- **EXERCISE INSTRUCTIONS**
Leave out the pictures and copy the remaining records exactly.

◇ ◇ ◇ ◇

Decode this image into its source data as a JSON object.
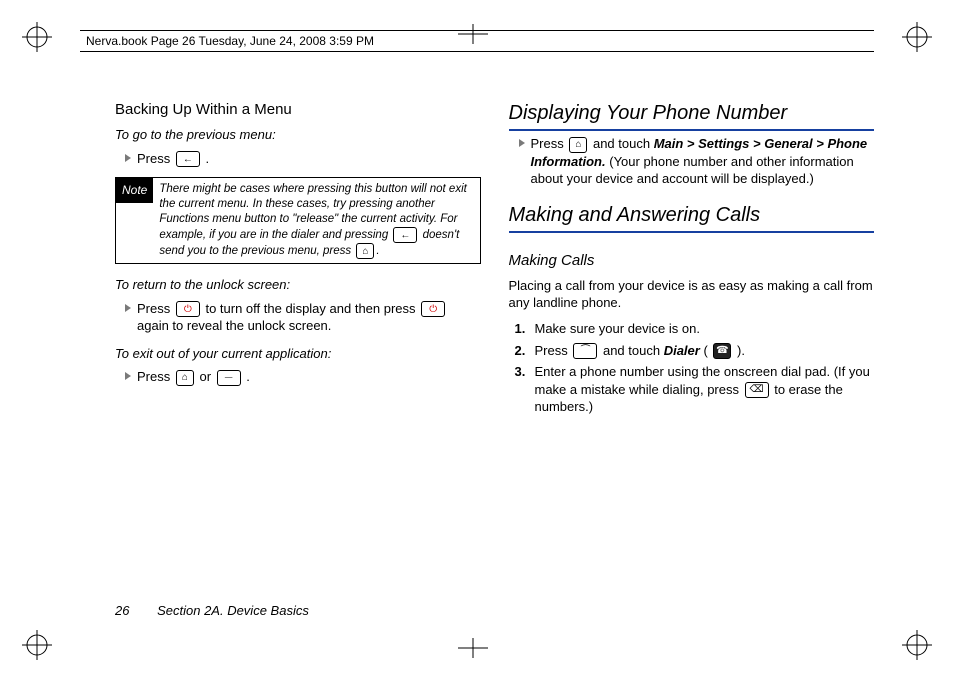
{
  "header": "Nerva.book  Page 26  Tuesday, June 24, 2008  3:59 PM",
  "left": {
    "h2": "Backing Up Within a Menu",
    "lead1": "To go to the previous menu:",
    "press": "Press ",
    "dot": ".",
    "noteLabel": "Note",
    "noteBody1": "There might be cases where pressing this button will not exit the current menu. In these cases, try pressing another Functions menu button to \"release\" the current activity. For example, if you are in the dialer and pressing ",
    "noteBody2": " doesn't send you to the previous menu, press ",
    "lead2": "To return to the unlock screen:",
    "unlock1": " to turn off the display and then press ",
    "unlock2": " again to reveal the unlock screen.",
    "lead3": "To exit out of your current application:",
    "or": " or "
  },
  "right": {
    "h1a": "Displaying Your Phone Number",
    "disp1": " and touch ",
    "dispPath": "Main > Settings > General > Phone Information.",
    "disp2": " (Your phone number and other information about your device and account will be displayed.)",
    "h1b": "Making and Answering Calls",
    "h2b": "Making Calls",
    "body": "Placing a call from your device is as easy as making a call from any landline phone.",
    "n1": "1.",
    "s1": "Make sure your device is on.",
    "n2": "2.",
    "s2a": "Press ",
    "s2b": " and touch ",
    "dialer": "Dialer",
    "s2c": " ( ",
    "s2d": " ).",
    "n3": "3.",
    "s3a": "Enter a phone number using the onscreen dial pad. (If you make a mistake while dialing, press ",
    "s3b": " to erase the numbers.)"
  },
  "footer": {
    "page": "26",
    "section": "Section 2A. Device Basics"
  }
}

◇ ◇ ◇ ◇

- **REPLY TO THE EXERCISE**
Decode this image into its source data as a JSON object.
{
  "header": "Nerva.book  Page 26  Tuesday, June 24, 2008  3:59 PM",
  "left": {
    "h2": "Backing Up Within a Menu",
    "lead1": "To go to the previous menu:",
    "press": "Press ",
    "dot": ".",
    "noteLabel": "Note",
    "noteBody1": "There might be cases where pressing this button will not exit the current menu. In these cases, try pressing another Functions menu button to \"release\" the current activity. For example, if you are in the dialer and pressing ",
    "noteBody2": " doesn't send you to the previous menu, press ",
    "lead2": "To return to the unlock screen:",
    "unlock1": " to turn off the display and then press ",
    "unlock2": " again to reveal the unlock screen.",
    "lead3": "To exit out of your current application:",
    "or": " or "
  },
  "right": {
    "h1a": "Displaying Your Phone Number",
    "disp1": " and touch ",
    "dispPath": "Main > Settings > General > Phone Information.",
    "disp2": " (Your phone number and other information about your device and account will be displayed.)",
    "h1b": "Making and Answering Calls",
    "h2b": "Making Calls",
    "body": "Placing a call from your device is as easy as making a call from any landline phone.",
    "n1": "1.",
    "s1": "Make sure your device is on.",
    "n2": "2.",
    "s2a": "Press ",
    "s2b": " and touch ",
    "dialer": "Dialer",
    "s2c": " ( ",
    "s2d": " ).",
    "n3": "3.",
    "s3a": "Enter a phone number using the onscreen dial pad. (If you make a mistake while dialing, press ",
    "s3b": " to erase the numbers.)"
  },
  "footer": {
    "page": "26",
    "section": "Section 2A. Device Basics"
  }
}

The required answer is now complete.